— Written instruction —
Restate the full listing word for word and leave the pictures out.
====================
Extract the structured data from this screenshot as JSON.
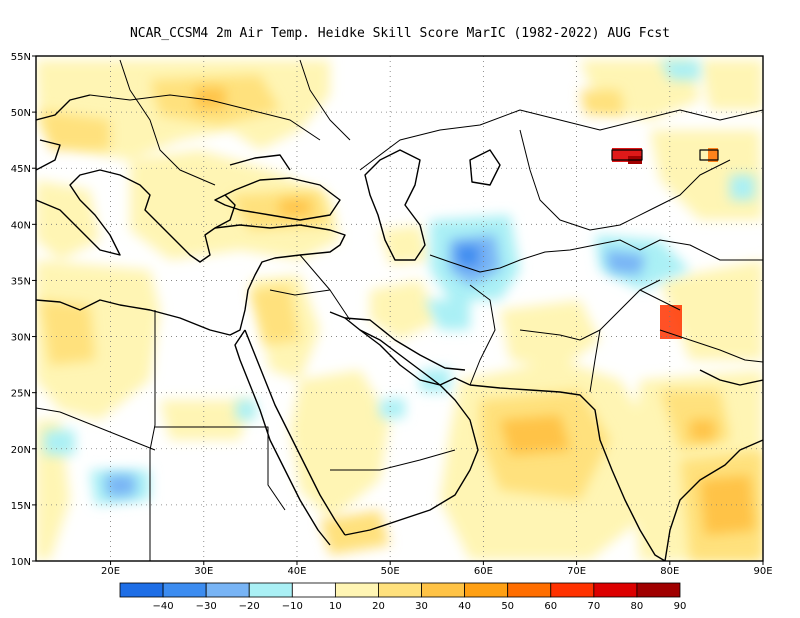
{
  "title": "NCAR_CCSM4  2m Air Temp. Heidke Skill Score MarIC (1982-2022) AUG Fcst",
  "map": {
    "region": "Middle East / Central Asia",
    "lon_range": [
      12,
      90
    ],
    "lat_range": [
      10,
      55
    ],
    "lat_ticks": [
      "10N",
      "15N",
      "20N",
      "25N",
      "30N",
      "35N",
      "40N",
      "45N",
      "50N",
      "55N"
    ],
    "lon_ticks": [
      "20E",
      "30E",
      "40E",
      "50E",
      "60E",
      "70E",
      "80E",
      "90E"
    ],
    "grid": "dotted"
  },
  "colorbar": {
    "labels": [
      "-40",
      "-30",
      "-20",
      "-10",
      "10",
      "20",
      "30",
      "40",
      "50",
      "60",
      "70",
      "80",
      "90"
    ],
    "colors": [
      "#1e6ee6",
      "#3c8cf0",
      "#78b4f5",
      "#aaf0f5",
      "#ffffff",
      "#fff5b4",
      "#ffe17d",
      "#ffc346",
      "#ffa014",
      "#ff6e00",
      "#ff3200",
      "#dc0000",
      "#a00000"
    ]
  },
  "chart_data": {
    "type": "heatmap",
    "title": "NCAR_CCSM4  2m Air Temp. Heidke Skill Score MarIC (1982-2022) AUG Fcst",
    "x_axis": "longitude",
    "y_axis": "latitude",
    "xlim": [
      12,
      90
    ],
    "ylim": [
      10,
      55
    ],
    "grid": true,
    "notable_regions": [
      {
        "lon": 57,
        "lat": 37,
        "value": -30
      },
      {
        "lon": 73,
        "lat": 35.5,
        "value": -30
      },
      {
        "lon": 21,
        "lat": 16.5,
        "value": -20
      },
      {
        "lon": 31,
        "lat": 52,
        "value": 30
      },
      {
        "lon": 87,
        "lat": 15,
        "value": 40
      },
      {
        "lon": 68,
        "lat": 21,
        "value": 30
      },
      {
        "lon": 48,
        "lat": 12,
        "value": 30
      },
      {
        "lon": 82,
        "lat": 46.5,
        "value": 70
      },
      {
        "lon": 80,
        "lat": 31,
        "value": 60
      }
    ]
  }
}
====================
— Problem solution —
Extract the structured data from this screenshot as JSON.
{
  "title": "NCAR_CCSM4  2m Air Temp. Heidke Skill Score MarIC (1982-2022) AUG Fcst",
  "map": {
    "region": "Middle East / Central Asia",
    "lon_range": [
      12,
      90
    ],
    "lat_range": [
      10,
      55
    ],
    "lat_ticks": [
      "10N",
      "15N",
      "20N",
      "25N",
      "30N",
      "35N",
      "40N",
      "45N",
      "50N",
      "55N"
    ],
    "lon_ticks": [
      "20E",
      "30E",
      "40E",
      "50E",
      "60E",
      "70E",
      "80E",
      "90E"
    ],
    "grid": "dotted"
  },
  "colorbar": {
    "labels": [
      "-40",
      "-30",
      "-20",
      "-10",
      "10",
      "20",
      "30",
      "40",
      "50",
      "60",
      "70",
      "80",
      "90"
    ],
    "colors": [
      "#1e6ee6",
      "#3c8cf0",
      "#78b4f5",
      "#aaf0f5",
      "#ffffff",
      "#fff5b4",
      "#ffe17d",
      "#ffc346",
      "#ffa014",
      "#ff6e00",
      "#ff3200",
      "#dc0000",
      "#a00000"
    ]
  },
  "chart_data": {
    "type": "heatmap",
    "title": "NCAR_CCSM4  2m Air Temp. Heidke Skill Score MarIC (1982-2022) AUG Fcst",
    "x_axis": "longitude",
    "y_axis": "latitude",
    "xlim": [
      12,
      90
    ],
    "ylim": [
      10,
      55
    ],
    "grid": true,
    "notable_regions": [
      {
        "lon": 57,
        "lat": 37,
        "value": -30
      },
      {
        "lon": 73,
        "lat": 35.5,
        "value": -30
      },
      {
        "lon": 21,
        "lat": 16.5,
        "value": -20
      },
      {
        "lon": 31,
        "lat": 52,
        "value": 30
      },
      {
        "lon": 87,
        "lat": 15,
        "value": 40
      },
      {
        "lon": 68,
        "lat": 21,
        "value": 30
      },
      {
        "lon": 48,
        "lat": 12,
        "value": 30
      },
      {
        "lon": 82,
        "lat": 46.5,
        "value": 70
      },
      {
        "lon": 80,
        "lat": 31,
        "value": 60
      }
    ]
  }
}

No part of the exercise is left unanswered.